Extract to read:

○ ○ ○ ○

According to the basic rule of matrix multiplication, this sum is just

\[ Z = \text{Tr}(\mathrm{M}^N). \label{84}\]

Linear algebra tells us that this trace may be represented just as

\[ Z = \lambda_+^N+\lambda^N_-,\label{85}\]

where \(\lambda \pm\) are the eigenvalues of the transfer matrix \(\mathrm{M}\), i.e. the roots of its characteristic equation,

\[\begin{vmatrix}\text{exp}\{(J+h)/T\}-\lambda & \text{exp} \{-J/T\} \\ \text{exp}\{-J/T\} & \text{exp} \{ (J-h)/T\}-\lambda \end{vmatrix} = 0. \label{86}\]

A straightforward calculation yields

\[\lambda_{\pm}=\exp \left\{\frac{J}{T}\right\}\left[\cosh \frac{h}{T} \pm\left(\sinh^{2} \frac{h}{T}+\exp \left\{-\frac{4 J}{T}\right\}\right)^{1 / 2}\right]. \label{87}\]

The last simplification comes from the condition \(N >> 1\) – which we need anyway, to make the ring model sufficiently close to the infinite linear 1D system. In this limit, even a small difference of the exponents, \(\lambda_+ > \lambda_-\), makes the second term in Equation (\ref{85}) negligible, so that we finally get

\[Z = \lambda^N_{+}=\exp \left\{\frac{NJ}{T}\right\}\left[\cosh \frac{h}{T} + \left(\sinh ^{2} \frac{h}{T}+\exp \left\{-\frac{4 J}{T}\right\}\right)^{1 / 2}\right]^N. \label{88}\]

From here, we can find the free energy per particle:

\[\frac{F}{N} = \frac{T}{N} \ln \frac{1}{Z} = - J - T \ln \left[\cosh \frac{h}{T} + \left(\sinh ^{2} \frac{h}{T}+\exp \left\{-\frac{4 J}{T}\right\}\right)^{1 / 2}\right], \label{89}\]

and then use thermodynamics to calculate such variables as entropy – see the first of Eqs. (\(1.4.12\)).

○ ○ ○ ○

Data extract:

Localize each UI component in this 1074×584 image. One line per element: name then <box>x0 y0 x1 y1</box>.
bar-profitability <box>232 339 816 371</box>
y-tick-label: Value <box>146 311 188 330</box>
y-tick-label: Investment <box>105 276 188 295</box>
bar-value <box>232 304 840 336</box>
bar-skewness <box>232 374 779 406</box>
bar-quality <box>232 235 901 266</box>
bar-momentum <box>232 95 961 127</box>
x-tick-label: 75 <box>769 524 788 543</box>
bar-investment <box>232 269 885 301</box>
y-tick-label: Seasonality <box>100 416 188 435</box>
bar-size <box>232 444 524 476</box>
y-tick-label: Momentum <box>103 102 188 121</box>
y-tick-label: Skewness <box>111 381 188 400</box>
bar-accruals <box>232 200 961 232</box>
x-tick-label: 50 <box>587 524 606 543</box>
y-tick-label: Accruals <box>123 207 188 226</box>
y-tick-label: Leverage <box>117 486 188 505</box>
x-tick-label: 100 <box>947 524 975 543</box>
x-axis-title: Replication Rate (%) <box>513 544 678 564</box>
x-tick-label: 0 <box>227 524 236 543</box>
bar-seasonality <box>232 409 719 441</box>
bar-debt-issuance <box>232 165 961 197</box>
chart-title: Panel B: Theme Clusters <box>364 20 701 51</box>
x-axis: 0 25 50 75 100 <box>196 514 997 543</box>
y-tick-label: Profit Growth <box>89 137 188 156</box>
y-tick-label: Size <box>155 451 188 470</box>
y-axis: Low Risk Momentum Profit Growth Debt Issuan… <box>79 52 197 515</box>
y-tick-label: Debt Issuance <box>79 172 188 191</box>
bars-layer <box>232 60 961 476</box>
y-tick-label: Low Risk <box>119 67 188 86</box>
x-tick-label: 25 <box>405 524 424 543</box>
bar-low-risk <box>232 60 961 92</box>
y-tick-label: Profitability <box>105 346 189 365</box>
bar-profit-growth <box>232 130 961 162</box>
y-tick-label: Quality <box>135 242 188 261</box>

○ ○ ○ ○

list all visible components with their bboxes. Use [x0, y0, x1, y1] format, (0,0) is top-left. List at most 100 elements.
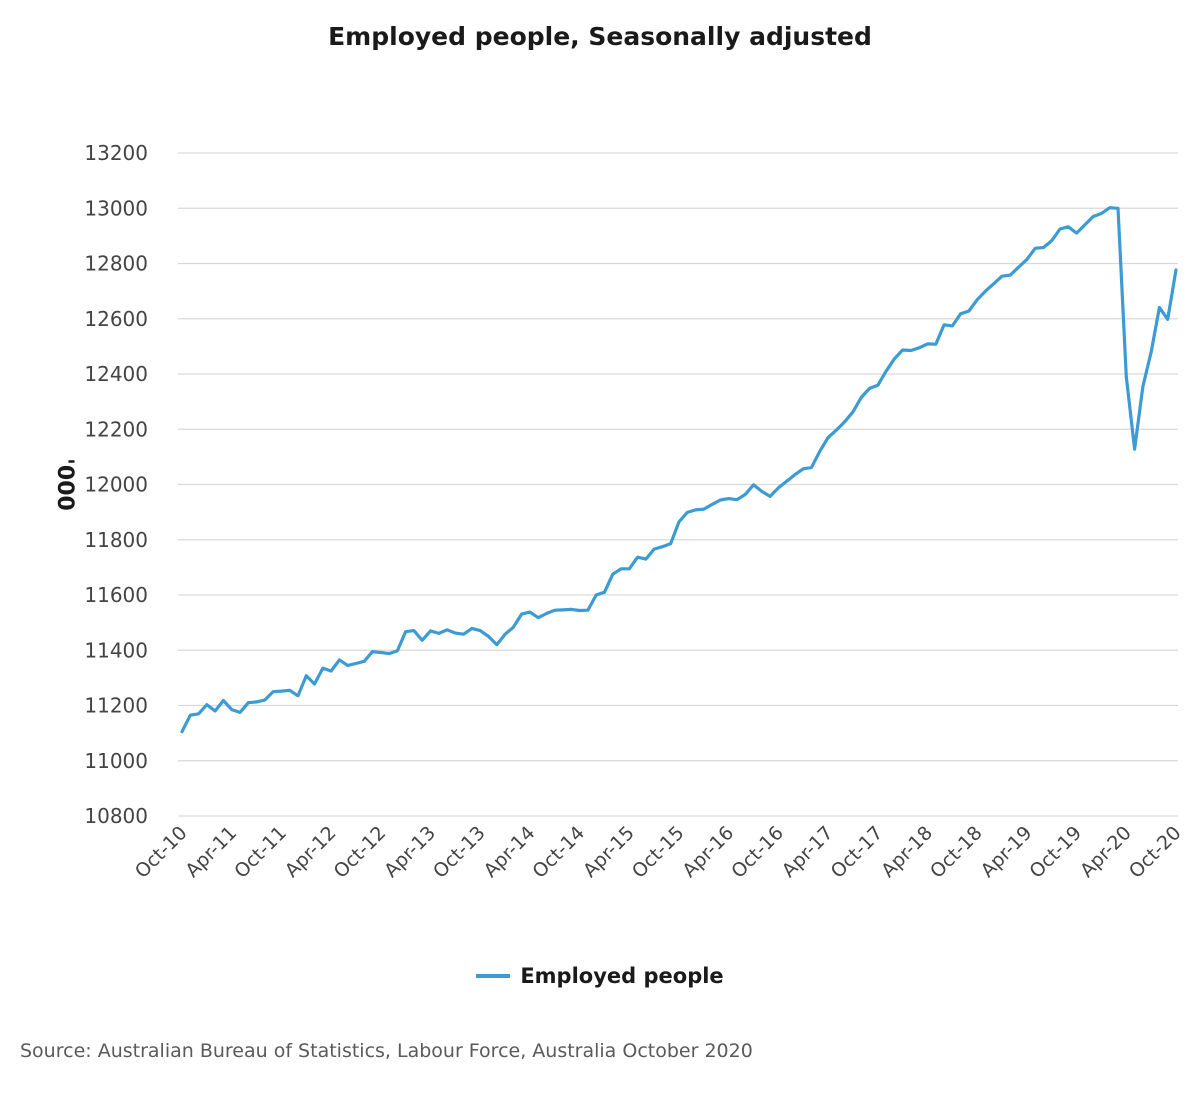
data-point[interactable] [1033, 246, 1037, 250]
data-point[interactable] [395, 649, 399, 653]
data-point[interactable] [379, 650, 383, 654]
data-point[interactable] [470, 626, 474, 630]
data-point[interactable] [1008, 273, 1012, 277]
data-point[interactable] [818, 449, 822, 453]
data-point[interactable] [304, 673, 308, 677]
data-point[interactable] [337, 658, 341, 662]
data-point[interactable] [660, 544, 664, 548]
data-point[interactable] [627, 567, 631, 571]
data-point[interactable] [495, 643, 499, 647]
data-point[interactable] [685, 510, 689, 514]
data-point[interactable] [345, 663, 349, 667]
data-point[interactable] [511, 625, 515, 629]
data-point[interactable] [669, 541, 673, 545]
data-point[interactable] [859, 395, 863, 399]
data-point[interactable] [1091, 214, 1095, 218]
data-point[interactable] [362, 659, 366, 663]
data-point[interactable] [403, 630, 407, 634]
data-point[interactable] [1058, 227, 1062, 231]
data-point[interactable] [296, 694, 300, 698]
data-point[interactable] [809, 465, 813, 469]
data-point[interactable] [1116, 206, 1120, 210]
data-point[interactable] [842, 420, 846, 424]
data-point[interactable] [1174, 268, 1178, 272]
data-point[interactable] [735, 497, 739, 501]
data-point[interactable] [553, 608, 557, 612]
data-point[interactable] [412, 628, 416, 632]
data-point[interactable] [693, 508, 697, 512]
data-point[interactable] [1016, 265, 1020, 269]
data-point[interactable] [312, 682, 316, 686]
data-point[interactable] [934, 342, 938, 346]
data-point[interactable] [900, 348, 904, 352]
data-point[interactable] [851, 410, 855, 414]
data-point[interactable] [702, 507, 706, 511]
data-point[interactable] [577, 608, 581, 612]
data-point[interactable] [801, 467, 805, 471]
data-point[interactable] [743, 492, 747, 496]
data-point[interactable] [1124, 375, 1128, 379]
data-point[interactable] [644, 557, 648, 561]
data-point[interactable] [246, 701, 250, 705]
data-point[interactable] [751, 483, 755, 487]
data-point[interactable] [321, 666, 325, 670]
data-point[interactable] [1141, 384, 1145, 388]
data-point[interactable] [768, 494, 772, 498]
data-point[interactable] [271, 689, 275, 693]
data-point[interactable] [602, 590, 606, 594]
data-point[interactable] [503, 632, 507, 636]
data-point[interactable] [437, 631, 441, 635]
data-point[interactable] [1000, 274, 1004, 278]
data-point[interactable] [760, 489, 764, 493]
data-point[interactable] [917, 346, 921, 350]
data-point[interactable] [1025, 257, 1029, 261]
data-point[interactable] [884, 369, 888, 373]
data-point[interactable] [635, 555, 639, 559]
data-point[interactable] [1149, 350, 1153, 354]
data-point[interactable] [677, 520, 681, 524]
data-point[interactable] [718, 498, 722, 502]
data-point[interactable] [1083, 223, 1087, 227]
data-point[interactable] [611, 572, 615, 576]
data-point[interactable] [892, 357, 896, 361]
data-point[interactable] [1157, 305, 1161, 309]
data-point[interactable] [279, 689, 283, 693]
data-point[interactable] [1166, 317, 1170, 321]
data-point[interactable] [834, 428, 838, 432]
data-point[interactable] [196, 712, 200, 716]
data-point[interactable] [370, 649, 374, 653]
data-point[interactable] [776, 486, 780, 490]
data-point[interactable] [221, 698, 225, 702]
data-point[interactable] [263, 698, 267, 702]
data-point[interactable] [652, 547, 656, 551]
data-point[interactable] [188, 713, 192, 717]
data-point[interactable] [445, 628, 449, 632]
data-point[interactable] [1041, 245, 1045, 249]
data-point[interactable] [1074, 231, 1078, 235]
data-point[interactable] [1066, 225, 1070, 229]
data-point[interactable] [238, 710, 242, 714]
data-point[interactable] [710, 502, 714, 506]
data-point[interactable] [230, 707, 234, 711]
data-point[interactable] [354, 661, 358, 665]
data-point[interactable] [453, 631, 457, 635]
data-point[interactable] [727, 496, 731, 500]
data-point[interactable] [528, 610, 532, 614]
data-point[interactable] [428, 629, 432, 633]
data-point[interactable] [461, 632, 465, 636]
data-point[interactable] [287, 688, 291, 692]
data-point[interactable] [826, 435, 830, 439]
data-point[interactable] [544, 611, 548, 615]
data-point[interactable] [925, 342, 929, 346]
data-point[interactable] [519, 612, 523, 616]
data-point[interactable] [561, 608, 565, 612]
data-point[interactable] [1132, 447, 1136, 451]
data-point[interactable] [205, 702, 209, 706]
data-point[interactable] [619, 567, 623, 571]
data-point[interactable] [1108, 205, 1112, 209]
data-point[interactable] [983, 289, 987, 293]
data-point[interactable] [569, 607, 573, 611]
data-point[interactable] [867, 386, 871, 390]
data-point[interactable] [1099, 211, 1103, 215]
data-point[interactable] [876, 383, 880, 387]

○ ○ ○ ○

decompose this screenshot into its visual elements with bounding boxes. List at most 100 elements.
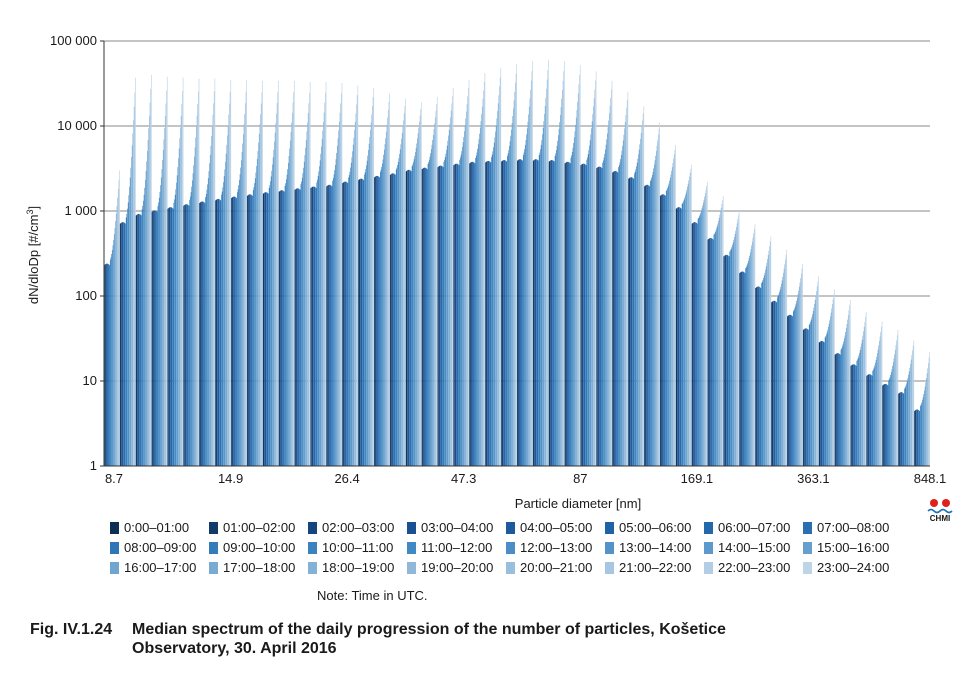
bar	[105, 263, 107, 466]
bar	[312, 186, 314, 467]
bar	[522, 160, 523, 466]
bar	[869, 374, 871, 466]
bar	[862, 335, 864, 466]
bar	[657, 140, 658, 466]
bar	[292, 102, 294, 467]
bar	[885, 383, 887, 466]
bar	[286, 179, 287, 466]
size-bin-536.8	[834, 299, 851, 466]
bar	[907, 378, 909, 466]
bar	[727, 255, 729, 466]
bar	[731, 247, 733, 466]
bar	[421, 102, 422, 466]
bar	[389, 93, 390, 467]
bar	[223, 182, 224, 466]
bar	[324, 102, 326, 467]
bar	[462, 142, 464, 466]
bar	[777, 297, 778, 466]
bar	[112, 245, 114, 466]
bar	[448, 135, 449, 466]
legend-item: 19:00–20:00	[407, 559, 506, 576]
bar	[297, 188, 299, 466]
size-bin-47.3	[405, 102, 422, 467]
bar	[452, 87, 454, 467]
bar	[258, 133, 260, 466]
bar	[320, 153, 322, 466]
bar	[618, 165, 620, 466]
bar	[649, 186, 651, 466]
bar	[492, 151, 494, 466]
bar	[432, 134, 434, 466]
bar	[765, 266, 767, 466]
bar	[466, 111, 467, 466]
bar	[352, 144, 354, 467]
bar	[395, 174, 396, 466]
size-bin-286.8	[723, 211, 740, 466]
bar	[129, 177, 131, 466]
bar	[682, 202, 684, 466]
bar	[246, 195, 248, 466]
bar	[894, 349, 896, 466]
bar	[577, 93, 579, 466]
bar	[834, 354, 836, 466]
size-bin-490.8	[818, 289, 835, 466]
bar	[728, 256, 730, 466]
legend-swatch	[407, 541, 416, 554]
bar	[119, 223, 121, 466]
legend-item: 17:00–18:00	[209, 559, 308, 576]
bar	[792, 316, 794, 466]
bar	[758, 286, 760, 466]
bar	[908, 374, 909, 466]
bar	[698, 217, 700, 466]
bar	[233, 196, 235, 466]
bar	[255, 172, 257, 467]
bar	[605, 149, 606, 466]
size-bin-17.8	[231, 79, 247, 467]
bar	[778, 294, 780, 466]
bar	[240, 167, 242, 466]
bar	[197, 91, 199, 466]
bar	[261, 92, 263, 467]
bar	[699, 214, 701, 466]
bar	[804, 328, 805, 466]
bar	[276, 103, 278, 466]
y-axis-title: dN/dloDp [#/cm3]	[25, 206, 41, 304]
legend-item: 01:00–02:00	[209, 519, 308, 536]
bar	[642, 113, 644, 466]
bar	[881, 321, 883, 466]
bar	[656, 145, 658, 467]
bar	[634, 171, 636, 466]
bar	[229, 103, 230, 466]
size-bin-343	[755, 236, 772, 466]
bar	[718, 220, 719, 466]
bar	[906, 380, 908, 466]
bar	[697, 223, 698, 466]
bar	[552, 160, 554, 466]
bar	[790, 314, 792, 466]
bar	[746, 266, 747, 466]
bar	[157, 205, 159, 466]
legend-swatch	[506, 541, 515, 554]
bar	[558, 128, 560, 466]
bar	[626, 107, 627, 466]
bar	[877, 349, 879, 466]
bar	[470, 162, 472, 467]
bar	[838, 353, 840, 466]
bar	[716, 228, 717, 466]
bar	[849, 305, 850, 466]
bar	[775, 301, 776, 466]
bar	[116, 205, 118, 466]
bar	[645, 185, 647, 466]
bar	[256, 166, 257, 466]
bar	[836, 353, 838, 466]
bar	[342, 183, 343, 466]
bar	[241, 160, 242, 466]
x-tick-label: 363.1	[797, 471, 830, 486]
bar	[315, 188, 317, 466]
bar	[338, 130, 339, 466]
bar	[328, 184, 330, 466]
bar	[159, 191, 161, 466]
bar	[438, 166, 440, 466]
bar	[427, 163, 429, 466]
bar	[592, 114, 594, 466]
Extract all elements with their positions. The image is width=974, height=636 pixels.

○ ○ ○ ○

Goal: Reproduce the stretch of the transfer-matrix passage from "The last simplification" through "of Eqs. (\(1.4.12\)).", substituting "chain model" for "ring model".

Problem solution:
The last simplification comes from the condition \(N >> 1\) – which we need anyway, to make the chain model sufficiently close to the infinite linear 1D system. In this limit, even a small difference of the exponents, \(\lambda_+ > \lambda_-\), makes the second term in Equation (\ref{85}) negligible, so that we finally get

\[Z = \lambda^N_{+}=\exp \left\{\frac{NJ}{T}\right\}\left[\cosh \frac{h}{T} + \left(\sinh ^{2} \frac{h}{T}+\exp \left\{-\frac{4 J}{T}\right\}\right)^{1 / 2}\right]^N. \label{88}\]

From here, we can find the free energy per particle:

\[\frac{F}{N} = \frac{T}{N} \ln \frac{1}{Z} = - J - T \ln \left[\cosh \frac{h}{T} + \left(\sinh ^{2} \frac{h}{T}+\exp \left\{-\frac{4 J}{T}\right\}\right)^{1 / 2}\right], \label{89}\]

and then use thermodynamics to calculate such variables as entropy – see the first of Eqs. (\(1.4.12\)).